Go through the lines below and copy each one that holds the string "chicken".
** Start SUPPLIED DATA **
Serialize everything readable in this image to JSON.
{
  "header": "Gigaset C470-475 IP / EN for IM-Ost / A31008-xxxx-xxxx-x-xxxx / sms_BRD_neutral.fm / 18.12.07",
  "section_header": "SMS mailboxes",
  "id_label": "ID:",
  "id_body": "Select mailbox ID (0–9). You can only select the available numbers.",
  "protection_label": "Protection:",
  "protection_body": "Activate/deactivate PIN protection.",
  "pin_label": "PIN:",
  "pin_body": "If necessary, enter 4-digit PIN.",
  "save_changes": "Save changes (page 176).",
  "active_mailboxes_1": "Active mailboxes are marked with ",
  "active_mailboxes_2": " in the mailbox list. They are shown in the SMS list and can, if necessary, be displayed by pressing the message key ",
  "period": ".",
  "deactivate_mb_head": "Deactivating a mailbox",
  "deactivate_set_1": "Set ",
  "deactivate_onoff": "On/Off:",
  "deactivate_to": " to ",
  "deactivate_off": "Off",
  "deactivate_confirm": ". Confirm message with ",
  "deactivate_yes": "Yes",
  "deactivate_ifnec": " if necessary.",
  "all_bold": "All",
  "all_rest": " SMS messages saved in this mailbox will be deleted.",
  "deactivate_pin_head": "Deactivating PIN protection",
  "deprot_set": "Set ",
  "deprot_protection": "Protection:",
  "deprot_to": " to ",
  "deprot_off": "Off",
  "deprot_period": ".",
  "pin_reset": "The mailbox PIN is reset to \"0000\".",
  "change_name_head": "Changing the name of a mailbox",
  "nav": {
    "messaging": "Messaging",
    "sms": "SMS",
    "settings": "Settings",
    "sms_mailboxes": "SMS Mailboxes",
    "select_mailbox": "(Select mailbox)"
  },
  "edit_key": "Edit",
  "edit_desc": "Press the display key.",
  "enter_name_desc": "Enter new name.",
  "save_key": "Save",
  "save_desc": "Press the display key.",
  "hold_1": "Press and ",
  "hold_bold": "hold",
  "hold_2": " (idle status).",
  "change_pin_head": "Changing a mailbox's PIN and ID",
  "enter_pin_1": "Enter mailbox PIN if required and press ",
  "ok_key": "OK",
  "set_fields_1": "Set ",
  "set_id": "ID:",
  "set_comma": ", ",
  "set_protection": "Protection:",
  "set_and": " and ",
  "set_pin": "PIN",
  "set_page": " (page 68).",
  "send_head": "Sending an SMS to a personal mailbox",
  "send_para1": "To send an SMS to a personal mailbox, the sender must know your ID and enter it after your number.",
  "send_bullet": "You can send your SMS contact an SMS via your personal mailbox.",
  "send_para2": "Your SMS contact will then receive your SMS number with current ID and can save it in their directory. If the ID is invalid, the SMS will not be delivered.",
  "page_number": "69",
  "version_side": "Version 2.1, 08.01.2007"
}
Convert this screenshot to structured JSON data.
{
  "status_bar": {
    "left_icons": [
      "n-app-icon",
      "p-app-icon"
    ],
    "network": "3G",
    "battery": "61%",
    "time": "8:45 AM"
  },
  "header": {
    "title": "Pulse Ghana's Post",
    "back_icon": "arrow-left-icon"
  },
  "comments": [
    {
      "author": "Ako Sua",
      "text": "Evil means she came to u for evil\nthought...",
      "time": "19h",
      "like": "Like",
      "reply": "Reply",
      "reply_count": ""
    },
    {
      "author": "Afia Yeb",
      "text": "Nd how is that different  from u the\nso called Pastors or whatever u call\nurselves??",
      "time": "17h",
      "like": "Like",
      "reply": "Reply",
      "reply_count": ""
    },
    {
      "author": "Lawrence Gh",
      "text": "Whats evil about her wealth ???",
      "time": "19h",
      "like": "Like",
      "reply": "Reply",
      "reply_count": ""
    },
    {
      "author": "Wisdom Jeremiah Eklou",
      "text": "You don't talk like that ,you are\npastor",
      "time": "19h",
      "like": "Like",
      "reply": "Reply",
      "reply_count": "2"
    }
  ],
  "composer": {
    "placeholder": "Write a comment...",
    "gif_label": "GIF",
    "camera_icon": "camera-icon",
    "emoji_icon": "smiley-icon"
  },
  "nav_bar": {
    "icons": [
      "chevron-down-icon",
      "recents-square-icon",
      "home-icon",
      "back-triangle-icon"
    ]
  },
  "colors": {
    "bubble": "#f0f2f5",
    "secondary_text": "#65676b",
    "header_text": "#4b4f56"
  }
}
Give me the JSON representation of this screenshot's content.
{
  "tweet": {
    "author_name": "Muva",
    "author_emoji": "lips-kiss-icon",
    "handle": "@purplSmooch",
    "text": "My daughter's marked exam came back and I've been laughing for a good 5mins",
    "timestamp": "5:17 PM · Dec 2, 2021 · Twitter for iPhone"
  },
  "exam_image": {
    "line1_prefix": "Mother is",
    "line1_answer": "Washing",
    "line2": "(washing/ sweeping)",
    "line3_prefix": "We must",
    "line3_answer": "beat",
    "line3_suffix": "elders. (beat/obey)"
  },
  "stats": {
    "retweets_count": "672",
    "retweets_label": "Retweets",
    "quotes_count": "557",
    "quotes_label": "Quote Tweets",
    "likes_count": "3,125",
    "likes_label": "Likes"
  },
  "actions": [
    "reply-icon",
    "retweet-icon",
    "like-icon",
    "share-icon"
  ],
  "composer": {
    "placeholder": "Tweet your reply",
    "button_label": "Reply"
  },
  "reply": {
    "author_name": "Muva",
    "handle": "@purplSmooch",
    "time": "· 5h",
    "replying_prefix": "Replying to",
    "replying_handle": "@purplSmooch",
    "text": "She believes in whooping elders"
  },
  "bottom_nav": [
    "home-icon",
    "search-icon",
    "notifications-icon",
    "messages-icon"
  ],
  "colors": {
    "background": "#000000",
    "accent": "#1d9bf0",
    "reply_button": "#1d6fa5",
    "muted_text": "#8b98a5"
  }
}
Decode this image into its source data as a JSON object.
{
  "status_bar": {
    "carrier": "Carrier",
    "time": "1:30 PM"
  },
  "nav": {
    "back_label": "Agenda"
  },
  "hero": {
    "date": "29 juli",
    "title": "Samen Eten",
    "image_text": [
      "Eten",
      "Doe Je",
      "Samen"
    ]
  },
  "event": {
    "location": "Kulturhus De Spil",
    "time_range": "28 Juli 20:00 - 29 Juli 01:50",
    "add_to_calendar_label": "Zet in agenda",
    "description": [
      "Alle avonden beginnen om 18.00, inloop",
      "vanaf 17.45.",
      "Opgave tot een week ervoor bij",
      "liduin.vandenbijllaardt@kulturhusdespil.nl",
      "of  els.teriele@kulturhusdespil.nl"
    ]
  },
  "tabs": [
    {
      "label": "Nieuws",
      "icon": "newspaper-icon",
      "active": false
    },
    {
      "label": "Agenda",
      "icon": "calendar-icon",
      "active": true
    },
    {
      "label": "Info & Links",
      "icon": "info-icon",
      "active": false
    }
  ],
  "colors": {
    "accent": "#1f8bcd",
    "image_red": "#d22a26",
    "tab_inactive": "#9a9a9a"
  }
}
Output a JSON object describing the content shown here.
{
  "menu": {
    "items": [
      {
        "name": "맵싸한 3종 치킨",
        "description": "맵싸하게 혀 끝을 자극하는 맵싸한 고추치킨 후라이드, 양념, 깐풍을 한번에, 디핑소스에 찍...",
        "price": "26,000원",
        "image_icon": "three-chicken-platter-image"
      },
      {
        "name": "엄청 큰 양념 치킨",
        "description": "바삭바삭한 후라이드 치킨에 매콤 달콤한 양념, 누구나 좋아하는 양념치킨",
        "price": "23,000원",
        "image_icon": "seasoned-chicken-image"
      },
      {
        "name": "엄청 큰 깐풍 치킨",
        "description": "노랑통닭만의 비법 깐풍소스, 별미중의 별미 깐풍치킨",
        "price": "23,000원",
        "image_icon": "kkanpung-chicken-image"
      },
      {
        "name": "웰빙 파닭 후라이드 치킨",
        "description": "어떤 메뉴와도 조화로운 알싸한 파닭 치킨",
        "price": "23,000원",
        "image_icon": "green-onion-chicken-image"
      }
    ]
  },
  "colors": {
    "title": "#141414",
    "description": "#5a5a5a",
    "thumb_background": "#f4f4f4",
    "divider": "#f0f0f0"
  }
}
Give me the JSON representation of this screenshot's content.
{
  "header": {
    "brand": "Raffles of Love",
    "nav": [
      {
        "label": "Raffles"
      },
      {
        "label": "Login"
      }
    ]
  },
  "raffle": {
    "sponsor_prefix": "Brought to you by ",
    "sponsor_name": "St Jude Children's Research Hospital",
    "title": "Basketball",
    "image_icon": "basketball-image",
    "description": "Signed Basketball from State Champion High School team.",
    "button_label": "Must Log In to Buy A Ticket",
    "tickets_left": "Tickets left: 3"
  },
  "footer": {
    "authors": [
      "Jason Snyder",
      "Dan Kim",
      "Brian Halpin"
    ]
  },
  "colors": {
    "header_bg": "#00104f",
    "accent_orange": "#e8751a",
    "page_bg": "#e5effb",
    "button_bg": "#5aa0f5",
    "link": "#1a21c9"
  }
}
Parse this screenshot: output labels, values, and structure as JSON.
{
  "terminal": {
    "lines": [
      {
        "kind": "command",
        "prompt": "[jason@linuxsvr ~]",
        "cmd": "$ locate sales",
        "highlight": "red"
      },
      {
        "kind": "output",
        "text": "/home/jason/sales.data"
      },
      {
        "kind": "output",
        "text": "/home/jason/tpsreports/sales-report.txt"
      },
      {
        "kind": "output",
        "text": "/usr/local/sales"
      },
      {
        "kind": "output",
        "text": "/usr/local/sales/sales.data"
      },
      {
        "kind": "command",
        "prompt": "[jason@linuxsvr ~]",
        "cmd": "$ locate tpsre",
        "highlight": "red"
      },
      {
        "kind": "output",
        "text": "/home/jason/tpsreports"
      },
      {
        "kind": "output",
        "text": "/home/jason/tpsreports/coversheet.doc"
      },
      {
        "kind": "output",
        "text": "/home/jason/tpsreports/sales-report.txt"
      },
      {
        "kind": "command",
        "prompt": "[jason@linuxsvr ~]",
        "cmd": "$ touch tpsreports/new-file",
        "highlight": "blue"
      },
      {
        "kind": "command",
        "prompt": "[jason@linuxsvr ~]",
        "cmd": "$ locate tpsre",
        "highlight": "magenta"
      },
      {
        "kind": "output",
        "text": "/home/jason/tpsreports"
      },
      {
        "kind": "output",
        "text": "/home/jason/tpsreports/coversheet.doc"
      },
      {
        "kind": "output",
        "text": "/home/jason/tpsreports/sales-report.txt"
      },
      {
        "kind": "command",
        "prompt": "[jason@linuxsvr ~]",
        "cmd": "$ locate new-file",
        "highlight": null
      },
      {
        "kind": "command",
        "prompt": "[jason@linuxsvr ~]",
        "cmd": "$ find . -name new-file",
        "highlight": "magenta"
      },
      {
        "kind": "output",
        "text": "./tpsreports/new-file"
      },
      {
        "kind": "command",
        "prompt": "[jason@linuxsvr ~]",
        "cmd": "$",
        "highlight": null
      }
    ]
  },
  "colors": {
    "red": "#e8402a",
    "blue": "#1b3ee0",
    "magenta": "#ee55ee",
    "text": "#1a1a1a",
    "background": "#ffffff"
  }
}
** End SUPPLIED DATA **
> [FINISHED TASK]:
        "image_icon": "three-chicken-platter-image"
        "image_icon": "seasoned-chicken-image"
        "image_icon": "kkanpung-chicken-image"
        "image_icon": "green-onion-chicken-image"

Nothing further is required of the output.